WHAT THE TASK ASKS
Tell how many lines in the data hold "dahier", giving that figure alone.

Recorded data

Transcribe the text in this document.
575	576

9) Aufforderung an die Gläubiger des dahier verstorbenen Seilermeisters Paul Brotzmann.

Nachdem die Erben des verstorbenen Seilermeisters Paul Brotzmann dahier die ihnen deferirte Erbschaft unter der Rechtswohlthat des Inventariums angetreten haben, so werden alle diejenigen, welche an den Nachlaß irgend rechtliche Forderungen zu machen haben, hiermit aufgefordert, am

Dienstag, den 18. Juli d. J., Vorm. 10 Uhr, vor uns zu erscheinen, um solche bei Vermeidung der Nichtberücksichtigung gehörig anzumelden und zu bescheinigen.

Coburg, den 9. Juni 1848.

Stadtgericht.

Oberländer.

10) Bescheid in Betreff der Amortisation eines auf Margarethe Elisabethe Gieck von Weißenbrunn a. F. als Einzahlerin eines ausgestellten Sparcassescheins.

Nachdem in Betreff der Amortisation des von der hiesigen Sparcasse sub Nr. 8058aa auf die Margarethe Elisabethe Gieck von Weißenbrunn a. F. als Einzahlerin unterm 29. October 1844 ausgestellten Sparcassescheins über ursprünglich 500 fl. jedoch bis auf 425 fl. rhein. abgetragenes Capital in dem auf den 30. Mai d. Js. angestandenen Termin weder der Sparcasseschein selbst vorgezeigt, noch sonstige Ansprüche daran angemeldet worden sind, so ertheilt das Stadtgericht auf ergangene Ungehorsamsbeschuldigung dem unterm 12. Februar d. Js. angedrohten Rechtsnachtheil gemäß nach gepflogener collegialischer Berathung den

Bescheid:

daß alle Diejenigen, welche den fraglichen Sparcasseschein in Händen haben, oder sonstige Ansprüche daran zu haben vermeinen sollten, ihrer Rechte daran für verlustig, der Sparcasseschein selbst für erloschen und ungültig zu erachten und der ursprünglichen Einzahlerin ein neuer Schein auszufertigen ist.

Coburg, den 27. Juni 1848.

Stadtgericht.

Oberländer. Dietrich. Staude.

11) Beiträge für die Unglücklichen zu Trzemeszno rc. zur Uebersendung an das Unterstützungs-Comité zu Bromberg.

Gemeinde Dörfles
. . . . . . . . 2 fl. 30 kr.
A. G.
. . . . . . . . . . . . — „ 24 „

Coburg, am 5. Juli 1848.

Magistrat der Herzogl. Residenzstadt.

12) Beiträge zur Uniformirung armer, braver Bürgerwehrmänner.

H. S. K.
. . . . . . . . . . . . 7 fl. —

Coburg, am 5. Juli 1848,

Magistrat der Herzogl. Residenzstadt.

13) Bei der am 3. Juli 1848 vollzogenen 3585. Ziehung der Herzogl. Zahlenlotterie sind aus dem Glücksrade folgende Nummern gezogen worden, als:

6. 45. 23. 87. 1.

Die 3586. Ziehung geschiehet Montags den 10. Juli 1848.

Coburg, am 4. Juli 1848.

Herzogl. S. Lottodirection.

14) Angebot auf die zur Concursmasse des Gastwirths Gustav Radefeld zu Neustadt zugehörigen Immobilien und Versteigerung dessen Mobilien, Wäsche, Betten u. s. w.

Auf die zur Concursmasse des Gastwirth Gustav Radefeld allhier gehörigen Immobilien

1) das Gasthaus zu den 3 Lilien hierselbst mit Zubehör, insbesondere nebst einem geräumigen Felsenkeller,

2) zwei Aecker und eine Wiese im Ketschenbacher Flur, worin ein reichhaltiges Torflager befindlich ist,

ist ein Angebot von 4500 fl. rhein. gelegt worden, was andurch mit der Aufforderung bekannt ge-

EXERCISE RESULT
2